[Given exercise]
Transcribe each record exactly. Include every one.

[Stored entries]
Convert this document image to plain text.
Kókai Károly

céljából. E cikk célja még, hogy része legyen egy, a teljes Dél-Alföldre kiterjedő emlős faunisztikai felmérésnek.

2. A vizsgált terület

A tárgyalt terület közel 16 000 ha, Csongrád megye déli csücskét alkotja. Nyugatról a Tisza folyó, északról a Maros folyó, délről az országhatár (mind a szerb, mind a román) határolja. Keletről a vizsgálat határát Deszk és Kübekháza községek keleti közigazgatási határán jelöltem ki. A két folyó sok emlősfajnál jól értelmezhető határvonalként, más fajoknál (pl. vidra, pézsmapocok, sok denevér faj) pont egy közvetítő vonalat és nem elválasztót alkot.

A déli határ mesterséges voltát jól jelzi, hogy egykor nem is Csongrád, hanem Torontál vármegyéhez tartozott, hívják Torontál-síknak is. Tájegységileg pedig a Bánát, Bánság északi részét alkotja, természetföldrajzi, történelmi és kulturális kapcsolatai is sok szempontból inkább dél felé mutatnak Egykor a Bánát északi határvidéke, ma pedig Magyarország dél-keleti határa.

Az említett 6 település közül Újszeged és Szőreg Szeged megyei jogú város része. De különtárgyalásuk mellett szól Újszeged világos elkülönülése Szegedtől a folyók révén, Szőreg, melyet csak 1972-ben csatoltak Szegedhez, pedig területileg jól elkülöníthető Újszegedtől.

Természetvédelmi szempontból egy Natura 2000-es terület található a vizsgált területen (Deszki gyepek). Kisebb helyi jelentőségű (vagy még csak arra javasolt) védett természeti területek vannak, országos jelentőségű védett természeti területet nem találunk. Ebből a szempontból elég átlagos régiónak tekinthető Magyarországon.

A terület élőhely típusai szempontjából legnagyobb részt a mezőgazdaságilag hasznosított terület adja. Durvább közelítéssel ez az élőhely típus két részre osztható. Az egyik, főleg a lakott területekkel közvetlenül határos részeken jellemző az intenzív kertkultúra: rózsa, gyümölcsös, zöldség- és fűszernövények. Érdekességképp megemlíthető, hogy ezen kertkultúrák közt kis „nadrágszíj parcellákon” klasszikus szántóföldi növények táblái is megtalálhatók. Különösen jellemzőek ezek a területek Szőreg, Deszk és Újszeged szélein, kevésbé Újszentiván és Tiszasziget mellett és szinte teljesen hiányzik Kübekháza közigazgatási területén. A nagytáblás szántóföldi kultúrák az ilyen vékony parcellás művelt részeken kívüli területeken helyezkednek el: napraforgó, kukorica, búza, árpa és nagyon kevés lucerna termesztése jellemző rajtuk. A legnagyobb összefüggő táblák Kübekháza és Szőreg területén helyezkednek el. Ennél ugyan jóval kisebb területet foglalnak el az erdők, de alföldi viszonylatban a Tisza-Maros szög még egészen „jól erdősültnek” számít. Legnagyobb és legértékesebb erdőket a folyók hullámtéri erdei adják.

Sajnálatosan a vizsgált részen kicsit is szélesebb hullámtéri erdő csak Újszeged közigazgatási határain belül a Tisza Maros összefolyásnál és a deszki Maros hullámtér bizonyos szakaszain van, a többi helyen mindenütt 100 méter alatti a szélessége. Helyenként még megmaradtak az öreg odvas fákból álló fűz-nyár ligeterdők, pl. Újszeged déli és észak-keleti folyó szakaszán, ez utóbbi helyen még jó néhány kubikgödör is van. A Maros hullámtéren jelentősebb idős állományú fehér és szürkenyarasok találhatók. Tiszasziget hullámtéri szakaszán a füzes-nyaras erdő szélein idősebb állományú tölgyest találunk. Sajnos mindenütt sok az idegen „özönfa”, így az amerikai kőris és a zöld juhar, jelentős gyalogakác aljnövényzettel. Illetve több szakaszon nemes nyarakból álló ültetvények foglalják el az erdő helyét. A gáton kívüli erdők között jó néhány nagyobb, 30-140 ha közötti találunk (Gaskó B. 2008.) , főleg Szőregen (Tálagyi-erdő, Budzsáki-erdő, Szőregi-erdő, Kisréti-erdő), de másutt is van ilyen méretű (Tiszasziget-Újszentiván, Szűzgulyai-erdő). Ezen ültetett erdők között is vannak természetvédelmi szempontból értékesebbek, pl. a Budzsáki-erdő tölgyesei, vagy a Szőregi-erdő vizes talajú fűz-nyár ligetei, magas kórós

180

[Exercise output]
Convert this document image to plain text.
Kókai Károly

céljából. E cikk célja még, hogy része legyen egy, a teljes Dél-Alföldre kiterjedő emlős faunisztikai felmérésnek.

2. A vizsgált terület

A tárgyalt terület közel 16 000 ha, Csongrád megye déli csücskét alkotja. Nyugatról a Tisza folyó, északról a Maros folyó, délről az országhatár (mind a szerb, mind a román) határolja. Keletről a vizsgálat határát Deszk és Kübekháza községek keleti közigazgatási határán jelöltem ki. A két folyó sok emlősfajnál jól értelmezhető határvonalként, más fajoknál (pl. vidra, pézsmapocok, sok denevér faj) pont egy közvetítő vonalat és nem elválasztót alkot.

A déli határ mesterséges voltát jól jelzi, hogy egykor nem is Csongrád, hanem Torontál vármegyéhez tartozott, hívják Torontál-síknak is. Tájegységileg pedig a Bánát, Bánság északi részét alkotja, természetföldrajzi, történelmi és kulturális kapcsolatai is sok szempontból inkább dél felé mutatnak Egykor a Bánát északi határvidéke, ma pedig Magyarország dél-keleti határa.

Az említett 6 település közül Újszeged és Szőreg Szeged megyei jogú város része. De különtárgyalásuk mellett szól Újszeged világos elkülönülése Szegedtől a folyók révén, Szőreg, melyet csak 1972-ben csatoltak Szegedhez, pedig területileg jól elkülöníthető Újszegedtől.

Természetvédelmi szempontból egy Natura 2000-es terület található a vizsgált területen (Deszki gyepek). Kisebb helyi jelentőségű (vagy még csak arra javasolt) védett természeti területek vannak, országos jelentőségű védett természeti területet nem találunk. Ebből a szempontból elég átlagos régiónak tekinthető Magyarországon.

A terület élőhely típusai szempontjából legnagyobb részt a mezőgazdaságilag hasznosított terület adja. Durvább közelítéssel ez az élőhely típus két részre osztható. Az egyik, főleg a lakott területekkel közvetlenül határos részeken jellemző az intenzív kertkultúra: rózsa, gyümölcsös, zöldség- és fűszernövények. Érdekességképp megemlíthető, hogy ezen kertkultúrák közt kis „nadrágszíj parcellákon” klasszikus szántóföldi növények táblái is megtalálhatók. Különösen jellemzőek ezek a területek Szőreg, Deszk és Újszeged szélein, kevésbé Újszentiván és Tiszasziget mellett és szinte teljesen hiányzik Kübekháza közigazgatási területén. A nagytáblás szántóföldi kultúrák az ilyen vékony parcellás művelt részeken kívüli területeken helyezkednek el: napraforgó, kukorica, búza, árpa és nagyon kevés lucerna termesztése jellemző rajtuk. A legnagyobb összefüggő táblák Kübekháza és Szőreg területén helyezkednek el. Ennél ugyan jóval kisebb területet foglalnak el az erdők, de alföldi viszonylatban a Tisza-Maros szög még egészen „jól erdősültnek” számít. Legnagyobb és legértékesebb erdőket a folyók hullámtéri erdei adják.

Sajnálatosan a vizsgált részen kicsit is szélesebb hullámtéri erdő csak Újszeged közigazgatási határain belül a Tisza Maros összefolyásnál és a deszki Maros hullámtér bizonyos szakaszain van, a többi helyen mindenütt 100 méter alatti a szélessége. Helyenként még megmaradtak az öreg odvas fákból álló fűz-nyár ligeterdők, pl. Újszeged déli és észak-keleti folyó szakaszán, ez utóbbi helyen még jó néhány kubikgödör is van. A Maros hullámtéren jelentősebb idős állományú fehér és szürkenyarasok találhatók. Tiszasziget hullámtéri szakaszán a füzes-nyaras erdő szélein idősebb állományú tölgyest találunk. Sajnos mindenütt sok az idegen „özönfa”, így az amerikai kőris és a zöld juhar, jelentős gyalogakác aljnövényzettel. Illetve több szakaszon nemes nyarakból álló ültetvények foglalják el az erdő helyét. A gáton kívüli erdők között jó néhány nagyobb, 30-140 ha közötti találunk (Gaskó B. 2008.) , főleg Szőregen (Tálagyi-erdő, Budzsáki-erdő, Szőregi-erdő, Kisréti-erdő), de másutt is van ilyen méretű (Tiszasziget-Újszentiván, Szűzgulyai-erdő). Ezen ültetett erdők között is vannak természetvédelmi szempontból értékesebbek, pl. a Budzsáki-erdő tölgyesei, vagy a Szőregi-erdő vizes talajú fűz-nyár ligetei, magas kórós

180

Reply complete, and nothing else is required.